# SET EXERCISE
Rewrite every line of the records as a numbered list, skipping blank lines and leaving out the pictures.

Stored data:

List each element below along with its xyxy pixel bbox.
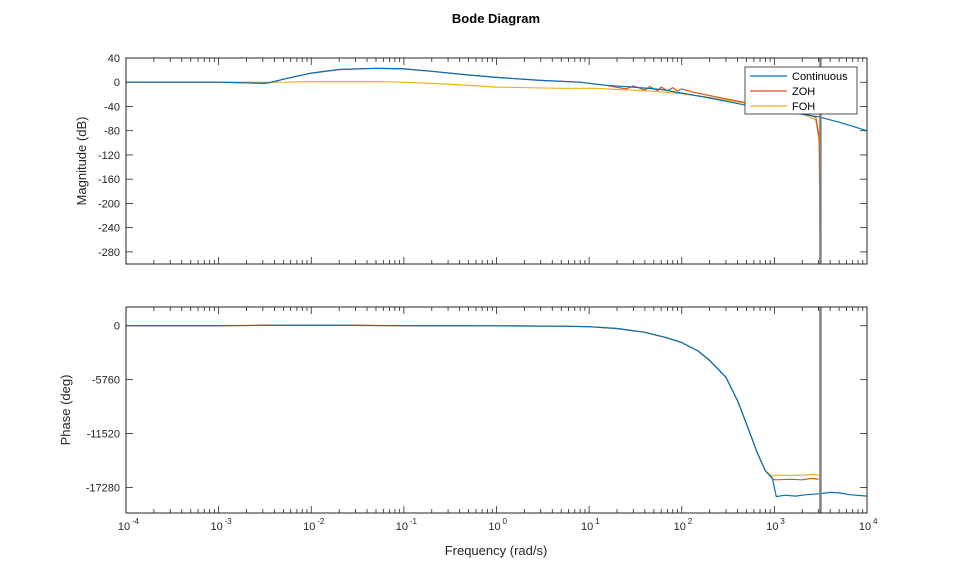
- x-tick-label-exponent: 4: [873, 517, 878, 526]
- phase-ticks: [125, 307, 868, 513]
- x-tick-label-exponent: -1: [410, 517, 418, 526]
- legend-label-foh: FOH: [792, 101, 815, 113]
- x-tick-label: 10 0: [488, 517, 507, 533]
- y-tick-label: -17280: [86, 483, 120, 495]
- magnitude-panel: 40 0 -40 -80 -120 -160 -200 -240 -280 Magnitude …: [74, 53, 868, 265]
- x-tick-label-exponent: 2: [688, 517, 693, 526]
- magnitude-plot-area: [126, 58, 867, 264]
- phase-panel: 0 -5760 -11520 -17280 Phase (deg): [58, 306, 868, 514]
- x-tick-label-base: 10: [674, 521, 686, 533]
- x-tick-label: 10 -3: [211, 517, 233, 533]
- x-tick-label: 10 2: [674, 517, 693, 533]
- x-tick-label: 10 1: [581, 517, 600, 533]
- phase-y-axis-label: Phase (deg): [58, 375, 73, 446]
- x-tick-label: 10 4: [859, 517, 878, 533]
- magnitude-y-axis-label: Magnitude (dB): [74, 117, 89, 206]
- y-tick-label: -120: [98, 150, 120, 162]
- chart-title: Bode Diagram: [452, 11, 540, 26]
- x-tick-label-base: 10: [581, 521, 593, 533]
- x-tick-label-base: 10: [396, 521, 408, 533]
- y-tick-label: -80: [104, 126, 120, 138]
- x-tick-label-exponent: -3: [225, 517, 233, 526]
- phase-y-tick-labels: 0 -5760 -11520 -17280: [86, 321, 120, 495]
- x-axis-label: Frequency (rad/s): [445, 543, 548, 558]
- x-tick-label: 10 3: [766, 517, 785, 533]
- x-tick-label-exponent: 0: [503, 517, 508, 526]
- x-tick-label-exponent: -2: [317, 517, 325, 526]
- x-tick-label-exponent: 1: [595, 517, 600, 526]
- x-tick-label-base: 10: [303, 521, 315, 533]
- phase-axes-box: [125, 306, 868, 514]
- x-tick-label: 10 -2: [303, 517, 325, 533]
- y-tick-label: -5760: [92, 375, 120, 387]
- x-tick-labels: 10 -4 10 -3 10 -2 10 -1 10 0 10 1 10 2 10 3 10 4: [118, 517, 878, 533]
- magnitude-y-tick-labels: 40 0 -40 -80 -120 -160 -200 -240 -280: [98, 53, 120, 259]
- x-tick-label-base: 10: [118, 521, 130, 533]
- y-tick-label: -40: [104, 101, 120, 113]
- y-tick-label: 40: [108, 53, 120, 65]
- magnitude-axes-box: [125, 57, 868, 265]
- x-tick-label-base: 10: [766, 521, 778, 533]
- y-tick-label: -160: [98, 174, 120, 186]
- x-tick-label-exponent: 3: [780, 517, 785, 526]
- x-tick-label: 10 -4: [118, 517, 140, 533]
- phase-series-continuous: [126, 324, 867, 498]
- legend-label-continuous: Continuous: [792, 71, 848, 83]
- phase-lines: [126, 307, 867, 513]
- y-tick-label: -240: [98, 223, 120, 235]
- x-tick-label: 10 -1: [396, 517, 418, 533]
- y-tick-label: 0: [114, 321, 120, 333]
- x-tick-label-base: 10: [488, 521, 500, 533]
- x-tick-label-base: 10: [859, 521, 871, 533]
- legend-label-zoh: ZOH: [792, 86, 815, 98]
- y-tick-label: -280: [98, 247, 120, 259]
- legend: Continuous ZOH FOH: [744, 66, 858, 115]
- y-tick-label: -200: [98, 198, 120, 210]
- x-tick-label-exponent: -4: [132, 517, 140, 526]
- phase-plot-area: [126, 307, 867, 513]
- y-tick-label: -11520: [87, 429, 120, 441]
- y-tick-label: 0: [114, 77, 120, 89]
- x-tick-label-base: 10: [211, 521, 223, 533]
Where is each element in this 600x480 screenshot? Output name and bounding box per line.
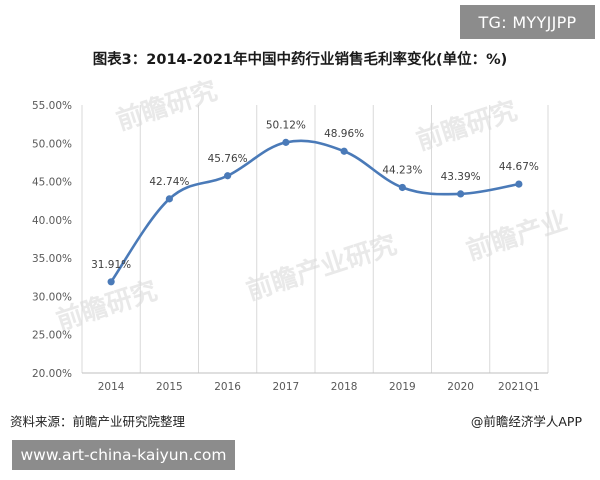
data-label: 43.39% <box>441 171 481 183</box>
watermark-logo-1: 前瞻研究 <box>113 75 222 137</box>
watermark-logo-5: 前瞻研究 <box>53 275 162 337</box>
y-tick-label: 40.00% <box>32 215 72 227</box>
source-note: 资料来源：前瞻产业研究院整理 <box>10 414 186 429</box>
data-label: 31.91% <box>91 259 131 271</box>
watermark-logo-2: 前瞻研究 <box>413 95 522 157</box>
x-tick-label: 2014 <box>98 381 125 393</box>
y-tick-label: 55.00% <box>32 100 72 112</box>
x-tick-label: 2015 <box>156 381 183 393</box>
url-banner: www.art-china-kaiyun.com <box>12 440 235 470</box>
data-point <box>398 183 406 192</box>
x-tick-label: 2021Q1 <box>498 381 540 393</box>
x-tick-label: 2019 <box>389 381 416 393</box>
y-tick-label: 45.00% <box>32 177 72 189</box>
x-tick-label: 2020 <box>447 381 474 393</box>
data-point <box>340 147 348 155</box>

# COMPLETE ANSWER
1. List each element below along with its xyxy pixel bbox.
2. - x-tick-label-exponent: 4: [873, 517, 878, 526]
3. - phase-ticks: [125, 307, 868, 513]
4. - x-tick-label-exponent: -1: [410, 517, 418, 526]
5. - legend-label-foh: FOH: [792, 101, 815, 113]
6. - x-tick-label: 10 0: [488, 517, 507, 533]
7. - y-tick-label: -17280: [86, 483, 120, 495]
8. - magnitude-panel: 40 0 -40 -80 -120 -160 -200 -240 -280 Magnitude …: [74, 53, 868, 265]
9. - x-tick-label-exponent: 2: [688, 517, 693, 526]
10. - magnitude-plot-area: [126, 58, 867, 264]
11. - phase-panel: 0 -5760 -11520 -17280 Phase (deg): [58, 306, 868, 514]
12. - x-tick-label-base: 10: [674, 521, 686, 533]
13. - x-tick-label: 10 -3: [211, 517, 233, 533]
14. - x-tick-label: 10 2: [674, 517, 693, 533]
15. - x-tick-label: 10 1: [581, 517, 600, 533]
16. - phase-y-axis-label: Phase (deg): [58, 375, 73, 446]
17. - x-tick-label: 10 4: [859, 517, 878, 533]
18. - magnitude-y-axis-label: Magnitude (dB): [74, 117, 89, 206]
19. - y-tick-label: -120: [98, 150, 120, 162]
20. - chart-title: Bode Diagram: [452, 11, 540, 26]
21. - x-tick-label-base: 10: [581, 521, 593, 533]
22. - x-tick-label-base: 10: [396, 521, 408, 533]
23. - y-tick-label: -80: [104, 126, 120, 138]
24. - x-tick-label-exponent: -3: [225, 517, 233, 526]
25. - phase-y-tick-labels: 0 -5760 -11520 -17280: [86, 321, 120, 495]
26. - x-axis-label: Frequency (rad/s): [445, 543, 548, 558]
27. - x-tick-label: 10 3: [766, 517, 785, 533]
28. - x-tick-label-exponent: 0: [503, 517, 508, 526]
29. - x-tick-label-exponent: -2: [317, 517, 325, 526]
30. - x-tick-label-exponent: 1: [595, 517, 600, 526]
31. - x-tick-label-base: 10: [303, 521, 315, 533]
32. - phase-axes-box: [125, 306, 868, 514]
33. - x-tick-label: 10 -2: [303, 517, 325, 533]
34. - y-tick-label: -5760: [92, 375, 120, 387]
35. - x-tick-labels: 10 -4 10 -3 10 -2 10 -1 10 0 10 1 10 2 10 3 10 4: [118, 517, 878, 533]
36. - magnitude-y-tick-labels: 40 0 -40 -80 -120 -160 -200 -240 -280: [98, 53, 120, 259]
37. - x-tick-label-base: 10: [118, 521, 130, 533]
38. - y-tick-label: -40: [104, 101, 120, 113]
39. - y-tick-label: 40: [108, 53, 120, 65]
40. - magnitude-axes-box: [125, 57, 868, 265]
41. - x-tick-label-base: 10: [766, 521, 778, 533]
42. - y-tick-label: -160: [98, 174, 120, 186]
43. - x-tick-label-exponent: 3: [780, 517, 785, 526]
44. - x-tick-label: 10 -4: [118, 517, 140, 533]
45. - phase-series-continuous: [126, 324, 867, 498]
46. - legend-label-continuous: Continuous: [792, 71, 848, 83]
47. - phase-lines: [126, 307, 867, 513]
48. - y-tick-label: -240: [98, 223, 120, 235]
49. - x-tick-label: 10 -1: [396, 517, 418, 533]
50. - y-tick-label: 0: [114, 321, 120, 333]
51. - x-tick-label-base: 10: [488, 521, 500, 533]
52. - x-tick-label-base: 10: [859, 521, 871, 533]
53. - legend-label-zoh: ZOH: [792, 86, 815, 98]
54. - y-tick-label: -280: [98, 247, 120, 259]
55. - legend: Continuous ZOH FOH: [744, 66, 858, 115]
56. - y-tick-label: -200: [98, 198, 120, 210]
57. - x-tick-label-exponent: -4: [132, 517, 140, 526]
58. - phase-plot-area: [126, 307, 867, 513]
59. - y-tick-label: -11520: [87, 429, 120, 441]
60. - y-tick-label: 0: [114, 77, 120, 89]
61. - x-tick-label-base: 10: [211, 521, 223, 533]
62. Where is each element in this 600x480 screenshot? Output name and bounding box per line.
63. data-label: 43.39% <box>441 171 481 183</box>
64. watermark-logo-1: 前瞻研究 <box>113 75 222 137</box>
65. watermark-logo-5: 前瞻研究 <box>53 275 162 337</box>
66. y-tick-label: 40.00% <box>32 215 72 227</box>
67. source-note: 资料来源：前瞻产业研究院整理 <box>10 414 186 429</box>
68. data-label: 31.91% <box>91 259 131 271</box>
69. watermark-logo-2: 前瞻研究 <box>413 95 522 157</box>
70. x-tick-label: 2014 <box>98 381 125 393</box>
71. y-tick-label: 55.00% <box>32 100 72 112</box>
72. x-tick-label: 2015 <box>156 381 183 393</box>
73. url-banner: www.art-china-kaiyun.com <box>12 440 235 470</box>
74. data-point <box>398 183 406 192</box>
75. x-tick-label: 2021Q1 <box>498 381 540 393</box>
76. x-tick-label: 2019 <box>389 381 416 393</box>
77. y-tick-label: 45.00% <box>32 177 72 189</box>
78. x-tick-label: 2020 <box>447 381 474 393</box>
79. data-point <box>340 147 348 155</box>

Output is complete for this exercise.